Directives
**1.** Do these statements agree with the excerpt comparing Monsanto to Lysenko? (a) The text says the food crisis in the USSR came from an inability to grow enough food. (b) The text calls it short-sighted of Monsantoites to bring up Lysenko. (c) The text says the shortage Monsantoites claim to address is in many regions of the world. Answer each with yes or no, and quote the deciding words from the text.
**2.** Write what comes next in the excerpt comparing Monsanto to Lysenko, starting after its last sentence.

Excerpt provided

● ● ● ● ● ● ●

It was very short-sighted of Monsantoites to bring up Lysenko. But now that they have, let’s look at why the comparison is so bad for them. There are far too many disturbing parallels between what Monsanto and Big Ag in general are doing and what Lysenko and his followers were doing, so many that you start asking yourself where the differences are.
Or even if there are any differences.
Lysenkoites acted to address a crisis. Monsantoites are acting to address a crisis.
The crisis Lysenkoites acted to address was a shortage of food in the USSR. The crisis Monsantoites claim to be trying to address is a shortage of food in many regions of the world.
The crisis in the USSR resulted not from inability to grow enough food but from purely political factors (in this case, attempts by Communists to collectivize agriculture). The crisis in today’s world results not from inability to grow enough food but from purely political factors (in this case, a world politico-economic system that keeps a large part of the world in poverty and without a viable infrastructure).

● ● ● ● ● ● ●

Stored rows
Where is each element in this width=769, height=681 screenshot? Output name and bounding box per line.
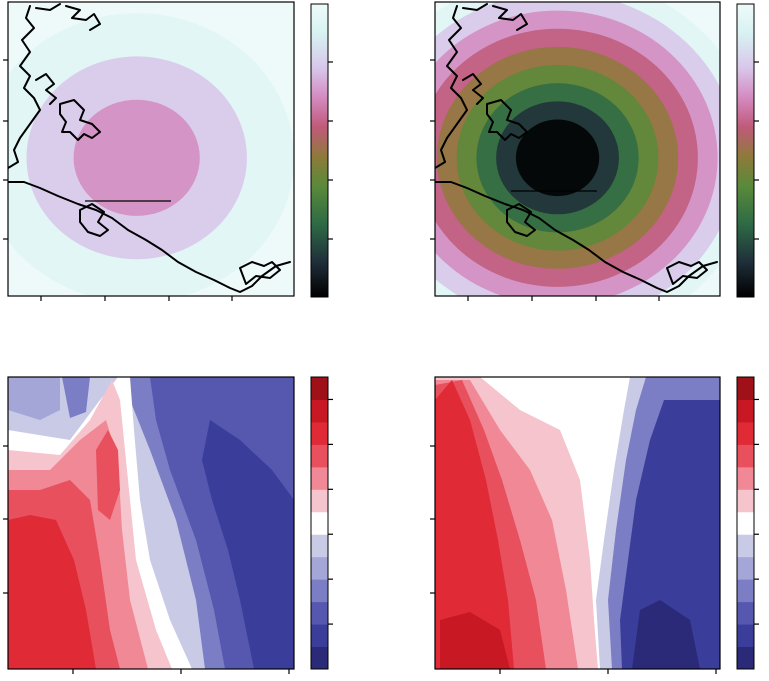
- region-pos-deep-right: [440, 612, 510, 669]
- colorbar-swatch: [737, 444, 754, 468]
- coastline-top-right: [435, 3, 718, 293]
- colorbar-swatch: [737, 646, 754, 670]
- colorbar-swatch: [311, 579, 328, 603]
- panel-top-left: [3, 1, 333, 301]
- colorbar-swatch: [737, 377, 754, 400]
- field-bottom-left: [8, 377, 294, 669]
- colorbar-swatch: [737, 579, 754, 603]
- field-top-right: [435, 2, 720, 296]
- region-neg-core-left: [202, 420, 294, 669]
- panel-bottom-left: [3, 376, 333, 674]
- colorbar-swatch: [311, 511, 328, 535]
- field-top-left: [8, 2, 294, 296]
- region-topleft-lavender: [8, 377, 60, 420]
- colorbar-swatch: [311, 421, 328, 445]
- region-neg-deep-right: [632, 600, 700, 669]
- colorbar-top-left: [310, 3, 329, 298]
- colorbar-swatch: [311, 624, 328, 648]
- colorbar-swatch: [311, 444, 328, 468]
- field-contour-level: [515, 119, 600, 197]
- colorbar-ticks-top-right: [754, 61, 759, 240]
- region-pos-core-left: [8, 515, 96, 669]
- region-pos-streak-left: [96, 430, 120, 520]
- colorbar-swatch: [311, 646, 328, 670]
- region-neg-core-right: [620, 400, 720, 669]
- colorbar-bottom-right: [736, 376, 759, 670]
- colorbar-swatch: [737, 421, 754, 445]
- colorbar-swatch: [737, 624, 754, 648]
- colorbar-swatch: [311, 466, 328, 490]
- frame-bottom-right: [434, 376, 721, 670]
- colorbar-swatch: [311, 556, 328, 580]
- ticks-bottom-right: [430, 445, 717, 674]
- colorbar-frame: [736, 376, 755, 670]
- colorbar-ticks-top-left: [328, 61, 333, 240]
- colorbar-swatch: [311, 601, 328, 625]
- ticks-bottom-left: [3, 445, 290, 674]
- panel-top-right: [430, 1, 759, 301]
- region-pos-core-right: [435, 380, 514, 669]
- colorbar-bottom-left: [310, 376, 333, 670]
- frame-top-left: [7, 1, 295, 297]
- ticks-top-left: [3, 59, 233, 301]
- region-top-blue-strip: [62, 377, 90, 418]
- frame-top-right: [434, 1, 721, 297]
- colorbar-swatch: [737, 601, 754, 625]
- colorbar-swatch: [311, 399, 328, 423]
- field-contour-level: [73, 99, 200, 216]
- colorbar-swatch: [737, 556, 754, 580]
- colorbar-swatch: [311, 377, 328, 400]
- colorbar-swatch: [737, 466, 754, 490]
- colorbar-swatch: [737, 399, 754, 423]
- colorbar-swatch: [737, 489, 754, 513]
- field-bottom-right: [435, 377, 720, 669]
- colorbar-top-right: [736, 3, 755, 298]
- colorbar-frame: [310, 376, 329, 670]
- colorbar-swatch: [737, 511, 754, 535]
- frame-bottom-left: [7, 376, 295, 670]
- coastline-top-left: [8, 3, 291, 293]
- colorbar-swatch: [311, 534, 328, 558]
- colorbar-swatch: [737, 534, 754, 558]
- ticks-top-right: [430, 59, 660, 301]
- panel-bottom-right: [430, 376, 759, 674]
- colorbar-swatch: [311, 489, 328, 513]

● ● ● ● ● ● ●

Exercise responses
**1.**
(a) No: "The crisis in the USSR resulted not from inability to grow enough food but from purely political factors"
(b) Yes: "It was very short-sighted of Monsantoites to bring up Lysenko."
(c) Yes: "The crisis Monsantoites claim to be trying to address is a shortage of food in many regions of the world."

**2.**
Communist politicians could not tackle the real causes of the food shortage for ideological reasons (to do so would have put an end to their policy of ending private ownership). Modern democratic politicians cannot tackle the real causes of the food crisis for ideological reasons (to do so might mean interfering with the free market economy to which they subscribe, something that the corporate interests--without whose money they couldn’t get elected—wouldn’t like at all).
Lysenkoism did result in what Wikipedia calls “marginally greater food production on the farms”. Monsantoism may well lead to “marginally greater food production on the farms”—the jury’s still out on that one.
In the USSR, the party-controlled media “applauded Lysenko's ‘practical’ efforts and questioned the motives of his critics.” In the USA, the corporate-controlled media applaud the Monsantoites’ “practical” efforts and question the motives of their critics.
Lysenkoism claimed to be scientific, but wasn’t. Monsantoism claims to be scientific, but isn’t (much more on that in subsequent posts).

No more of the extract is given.